### INSTRUCTION
Copy out exactly the lines running from the one with "Give me a plain-text" through the final line, both ends included, and nothing else. Pictures stay out of the copy.

>> Start

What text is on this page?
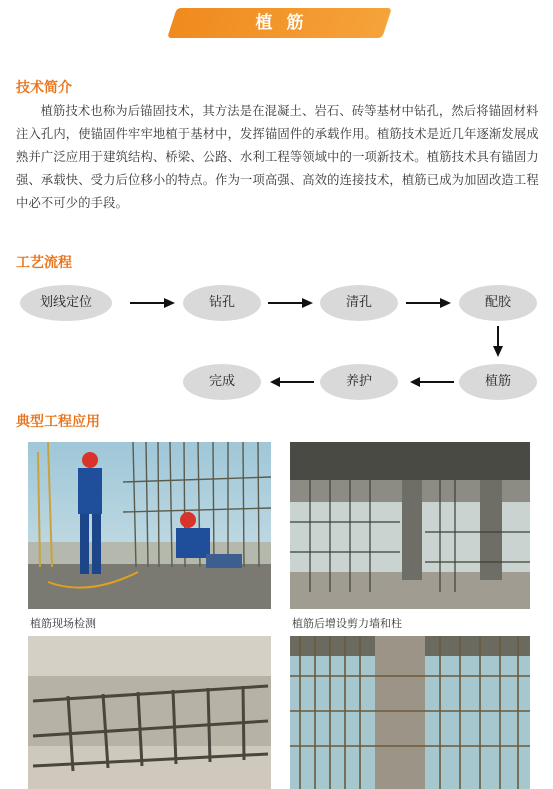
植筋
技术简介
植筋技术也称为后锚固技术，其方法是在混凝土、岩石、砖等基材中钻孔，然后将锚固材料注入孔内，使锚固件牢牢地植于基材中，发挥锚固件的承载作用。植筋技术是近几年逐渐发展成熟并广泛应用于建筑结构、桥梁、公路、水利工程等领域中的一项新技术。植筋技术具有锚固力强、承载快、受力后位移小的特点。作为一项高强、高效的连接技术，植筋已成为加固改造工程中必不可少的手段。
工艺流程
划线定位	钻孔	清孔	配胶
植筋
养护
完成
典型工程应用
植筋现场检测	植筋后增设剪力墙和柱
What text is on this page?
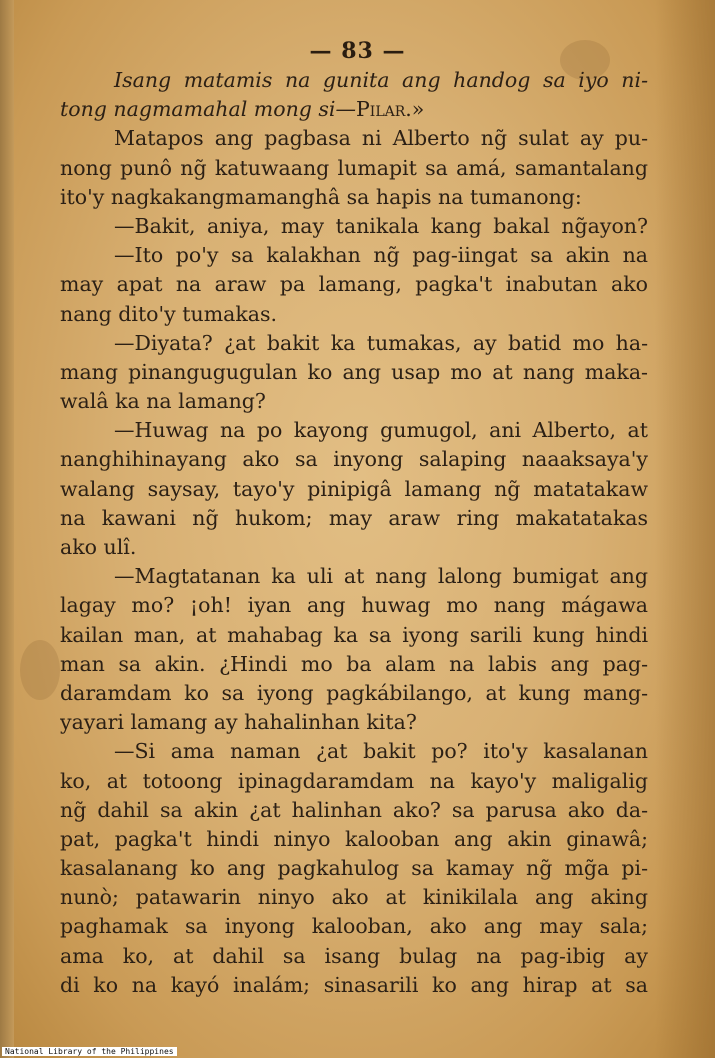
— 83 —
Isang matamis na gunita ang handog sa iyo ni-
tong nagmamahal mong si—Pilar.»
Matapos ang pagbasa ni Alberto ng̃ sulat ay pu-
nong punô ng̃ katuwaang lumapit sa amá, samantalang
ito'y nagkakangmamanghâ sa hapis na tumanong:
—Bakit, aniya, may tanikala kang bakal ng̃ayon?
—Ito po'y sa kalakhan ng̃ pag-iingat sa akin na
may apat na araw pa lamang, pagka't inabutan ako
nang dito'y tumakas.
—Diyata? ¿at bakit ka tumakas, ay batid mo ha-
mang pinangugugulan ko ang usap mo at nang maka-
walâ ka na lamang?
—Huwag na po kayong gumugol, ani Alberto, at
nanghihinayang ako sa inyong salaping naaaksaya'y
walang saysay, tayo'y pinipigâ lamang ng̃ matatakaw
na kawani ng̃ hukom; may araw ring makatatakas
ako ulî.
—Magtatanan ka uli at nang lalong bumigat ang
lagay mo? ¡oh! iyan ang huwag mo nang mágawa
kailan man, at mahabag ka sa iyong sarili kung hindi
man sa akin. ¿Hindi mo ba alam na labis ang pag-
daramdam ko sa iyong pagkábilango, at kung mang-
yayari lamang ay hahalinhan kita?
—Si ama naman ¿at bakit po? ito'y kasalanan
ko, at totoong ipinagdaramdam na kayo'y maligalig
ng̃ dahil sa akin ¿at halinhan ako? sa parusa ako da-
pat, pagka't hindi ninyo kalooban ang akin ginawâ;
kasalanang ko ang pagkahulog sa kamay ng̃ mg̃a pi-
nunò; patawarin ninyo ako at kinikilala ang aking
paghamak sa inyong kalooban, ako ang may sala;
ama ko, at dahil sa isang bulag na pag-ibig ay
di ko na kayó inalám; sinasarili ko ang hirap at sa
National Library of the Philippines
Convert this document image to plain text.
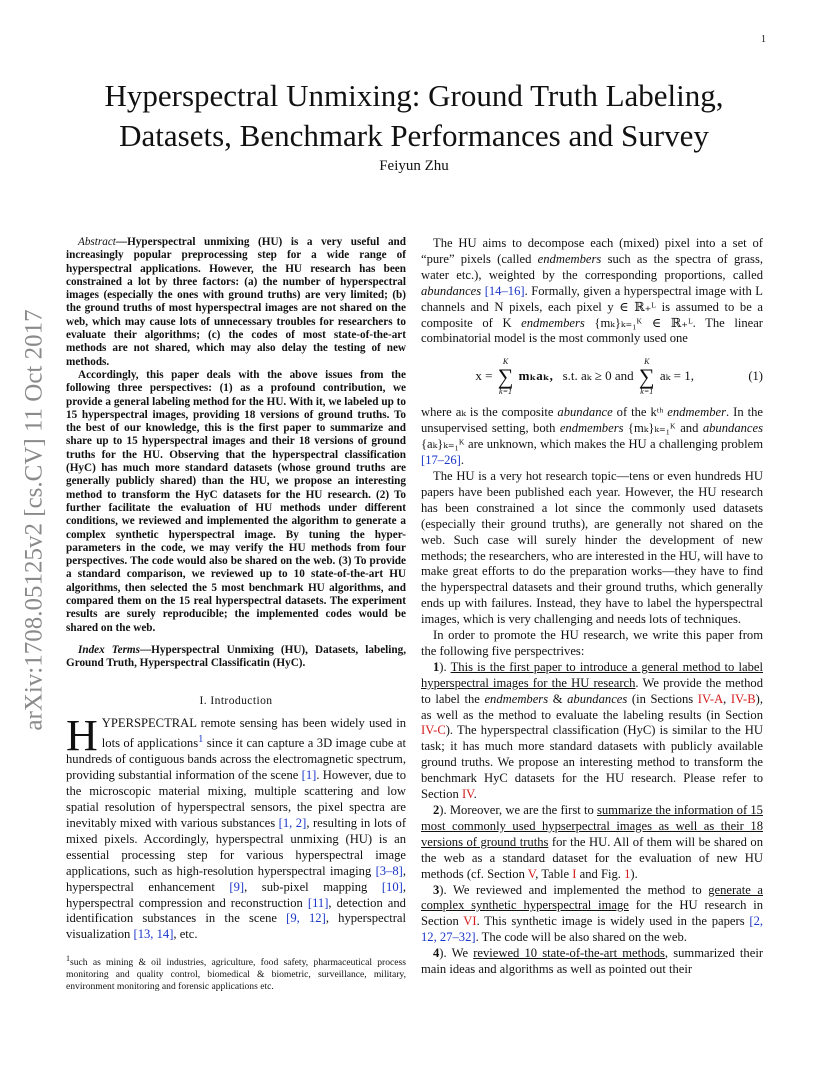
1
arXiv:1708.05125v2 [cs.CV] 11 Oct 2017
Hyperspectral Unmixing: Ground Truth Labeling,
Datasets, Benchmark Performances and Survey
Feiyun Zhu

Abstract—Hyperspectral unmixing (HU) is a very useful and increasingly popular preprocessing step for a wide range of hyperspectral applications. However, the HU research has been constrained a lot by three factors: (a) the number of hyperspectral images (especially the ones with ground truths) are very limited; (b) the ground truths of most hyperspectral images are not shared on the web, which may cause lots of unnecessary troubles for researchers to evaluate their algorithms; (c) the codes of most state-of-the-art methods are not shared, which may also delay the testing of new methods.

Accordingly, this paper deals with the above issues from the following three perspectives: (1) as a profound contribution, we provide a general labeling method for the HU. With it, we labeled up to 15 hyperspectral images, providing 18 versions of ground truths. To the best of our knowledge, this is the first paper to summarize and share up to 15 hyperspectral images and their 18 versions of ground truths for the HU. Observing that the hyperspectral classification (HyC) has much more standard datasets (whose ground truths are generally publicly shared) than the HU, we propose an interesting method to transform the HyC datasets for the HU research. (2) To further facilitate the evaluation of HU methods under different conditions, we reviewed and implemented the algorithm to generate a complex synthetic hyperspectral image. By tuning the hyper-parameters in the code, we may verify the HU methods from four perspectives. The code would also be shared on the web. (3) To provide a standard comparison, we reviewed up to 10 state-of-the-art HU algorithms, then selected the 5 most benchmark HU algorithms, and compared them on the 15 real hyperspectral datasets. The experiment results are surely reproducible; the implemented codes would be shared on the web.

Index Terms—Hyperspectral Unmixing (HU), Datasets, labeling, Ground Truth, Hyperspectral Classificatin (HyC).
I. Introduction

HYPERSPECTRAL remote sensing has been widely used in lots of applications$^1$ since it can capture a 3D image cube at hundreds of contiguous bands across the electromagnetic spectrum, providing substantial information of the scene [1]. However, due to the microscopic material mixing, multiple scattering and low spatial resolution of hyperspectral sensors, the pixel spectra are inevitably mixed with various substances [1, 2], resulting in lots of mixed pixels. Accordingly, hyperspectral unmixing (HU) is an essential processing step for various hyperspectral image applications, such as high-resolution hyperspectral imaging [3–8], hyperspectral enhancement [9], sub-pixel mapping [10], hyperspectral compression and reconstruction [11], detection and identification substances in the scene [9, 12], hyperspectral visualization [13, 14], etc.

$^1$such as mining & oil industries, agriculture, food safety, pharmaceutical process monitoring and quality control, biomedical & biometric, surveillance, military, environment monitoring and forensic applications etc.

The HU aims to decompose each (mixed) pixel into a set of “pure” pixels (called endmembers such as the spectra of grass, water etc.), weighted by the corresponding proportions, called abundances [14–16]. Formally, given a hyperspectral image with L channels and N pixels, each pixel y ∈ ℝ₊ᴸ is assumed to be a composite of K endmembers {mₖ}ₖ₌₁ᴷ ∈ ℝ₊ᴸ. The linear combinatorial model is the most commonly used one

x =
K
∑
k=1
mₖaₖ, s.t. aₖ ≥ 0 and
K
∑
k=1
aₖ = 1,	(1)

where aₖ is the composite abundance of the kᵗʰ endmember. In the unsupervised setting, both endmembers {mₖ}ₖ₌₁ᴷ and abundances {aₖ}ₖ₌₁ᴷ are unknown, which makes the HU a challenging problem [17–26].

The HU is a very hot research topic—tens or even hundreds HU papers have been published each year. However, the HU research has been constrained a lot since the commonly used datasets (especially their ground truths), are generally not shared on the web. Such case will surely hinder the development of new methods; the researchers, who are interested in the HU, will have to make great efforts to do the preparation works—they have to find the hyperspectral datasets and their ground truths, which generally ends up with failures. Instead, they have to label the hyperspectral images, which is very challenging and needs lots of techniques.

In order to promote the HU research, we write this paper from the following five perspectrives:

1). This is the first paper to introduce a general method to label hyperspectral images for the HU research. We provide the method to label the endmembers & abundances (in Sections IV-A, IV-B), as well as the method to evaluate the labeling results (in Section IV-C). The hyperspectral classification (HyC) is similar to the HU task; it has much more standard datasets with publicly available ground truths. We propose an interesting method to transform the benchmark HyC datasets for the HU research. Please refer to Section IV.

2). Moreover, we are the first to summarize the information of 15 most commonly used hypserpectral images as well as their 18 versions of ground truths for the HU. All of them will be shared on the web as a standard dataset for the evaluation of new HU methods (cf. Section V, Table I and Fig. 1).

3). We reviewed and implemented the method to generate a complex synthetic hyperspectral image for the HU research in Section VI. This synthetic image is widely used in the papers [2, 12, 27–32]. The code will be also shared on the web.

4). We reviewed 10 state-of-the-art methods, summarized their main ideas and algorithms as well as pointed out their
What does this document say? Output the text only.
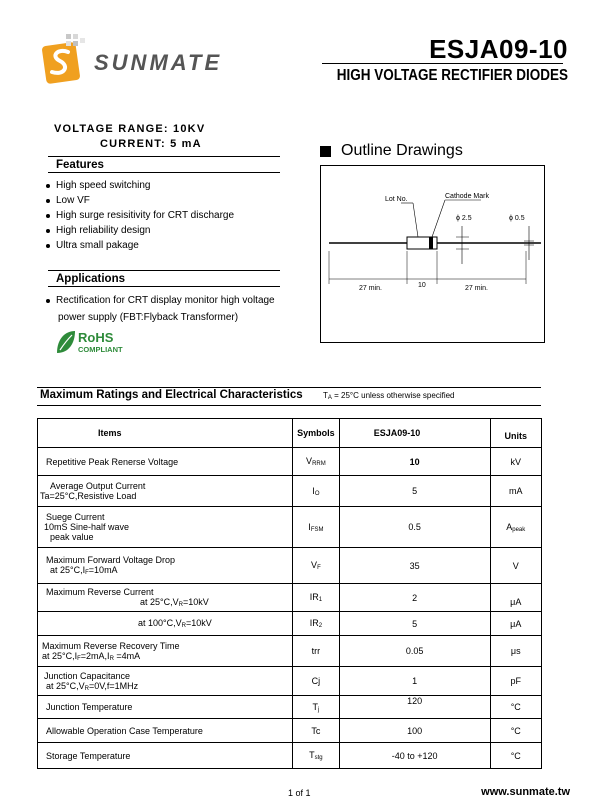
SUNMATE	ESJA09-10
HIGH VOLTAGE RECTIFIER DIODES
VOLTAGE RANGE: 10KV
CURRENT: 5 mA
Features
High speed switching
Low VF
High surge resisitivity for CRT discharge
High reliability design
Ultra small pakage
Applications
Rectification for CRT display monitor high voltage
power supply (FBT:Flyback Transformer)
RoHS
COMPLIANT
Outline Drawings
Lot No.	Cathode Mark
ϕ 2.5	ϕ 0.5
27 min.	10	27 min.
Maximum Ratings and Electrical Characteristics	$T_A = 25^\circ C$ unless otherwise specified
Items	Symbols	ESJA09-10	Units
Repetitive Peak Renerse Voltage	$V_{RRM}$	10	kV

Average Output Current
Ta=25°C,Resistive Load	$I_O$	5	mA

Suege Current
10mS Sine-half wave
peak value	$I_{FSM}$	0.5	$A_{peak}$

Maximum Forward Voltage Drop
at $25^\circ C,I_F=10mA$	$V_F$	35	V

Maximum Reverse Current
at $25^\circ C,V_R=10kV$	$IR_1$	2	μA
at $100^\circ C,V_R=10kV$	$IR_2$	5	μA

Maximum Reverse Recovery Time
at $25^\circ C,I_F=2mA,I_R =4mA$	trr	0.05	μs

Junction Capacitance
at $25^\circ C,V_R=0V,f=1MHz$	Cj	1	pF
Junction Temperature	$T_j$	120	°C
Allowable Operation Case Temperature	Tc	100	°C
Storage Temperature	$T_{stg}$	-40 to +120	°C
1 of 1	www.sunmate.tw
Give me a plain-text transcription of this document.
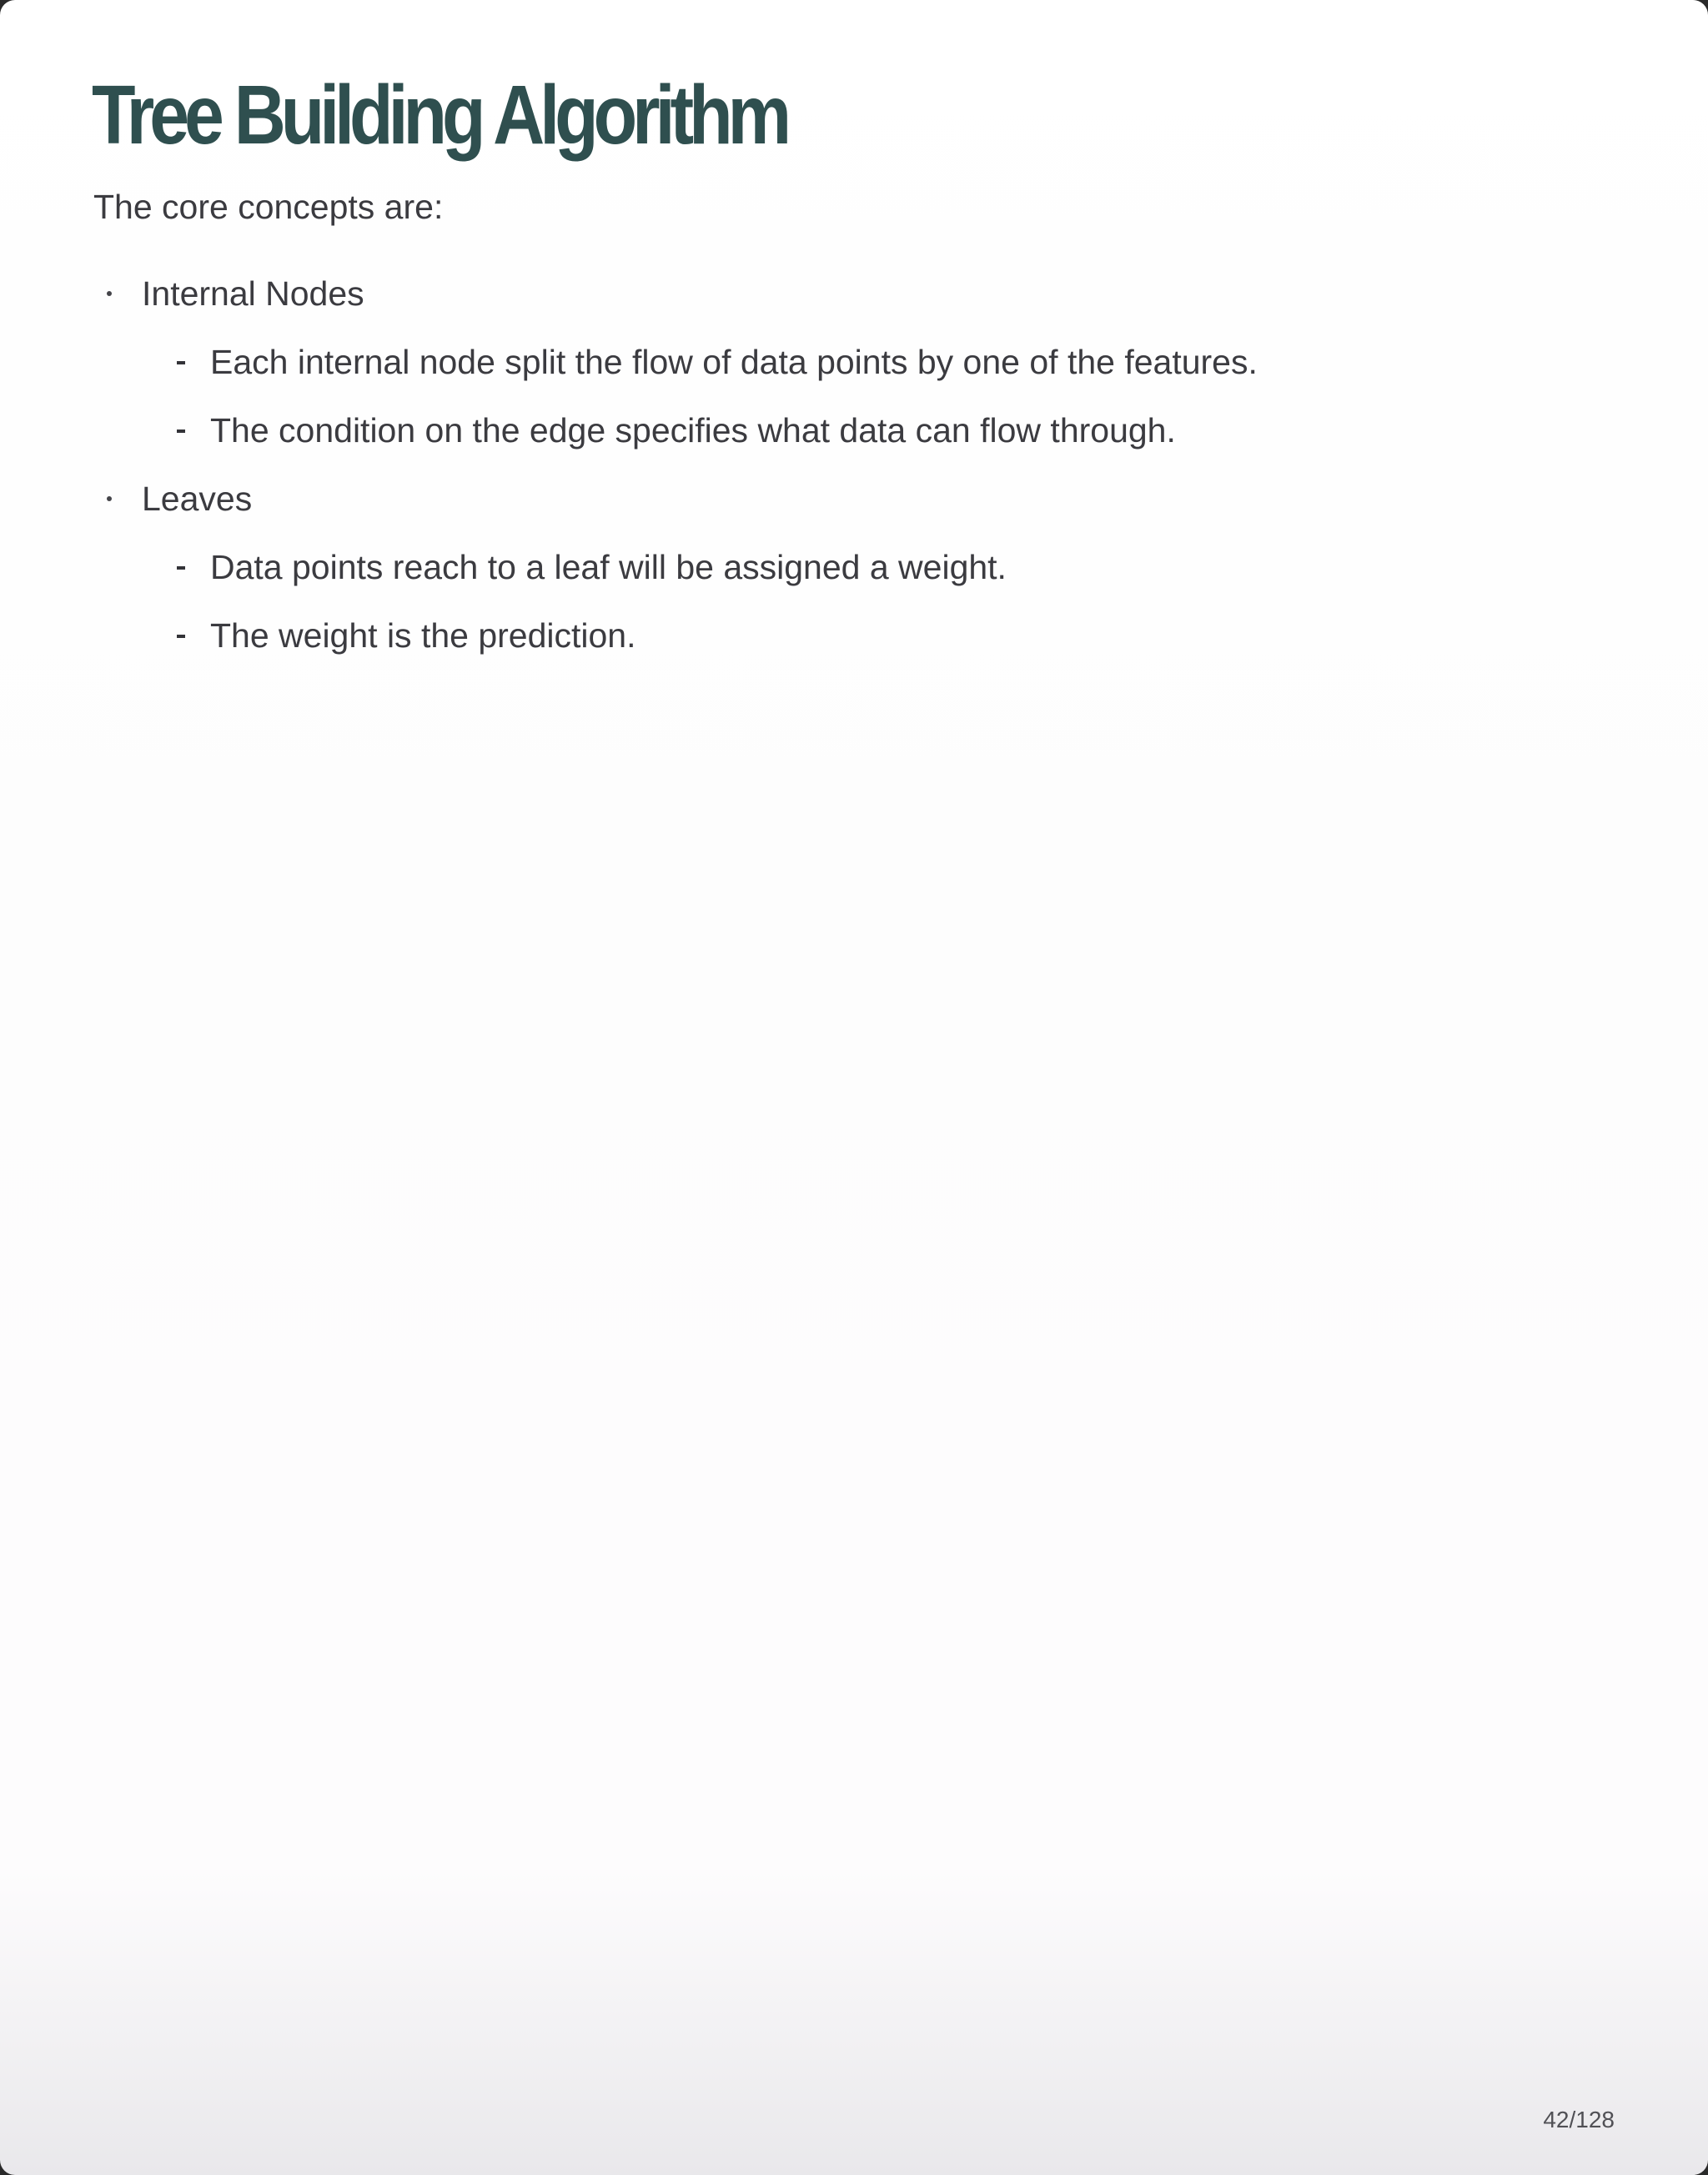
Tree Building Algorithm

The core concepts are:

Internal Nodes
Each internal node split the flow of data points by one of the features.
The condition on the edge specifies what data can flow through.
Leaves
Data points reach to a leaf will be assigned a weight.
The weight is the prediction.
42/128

>> End

### THE OUTPUT
Give me a plain-text transcription of this document.
Tree Building Algorithm

The core concepts are:

Internal Nodes
Each internal node split the flow of data points by one of the features.
The condition on the edge specifies what data can flow through.
Leaves
Data points reach to a leaf will be assigned a weight.
The weight is the prediction.
42/128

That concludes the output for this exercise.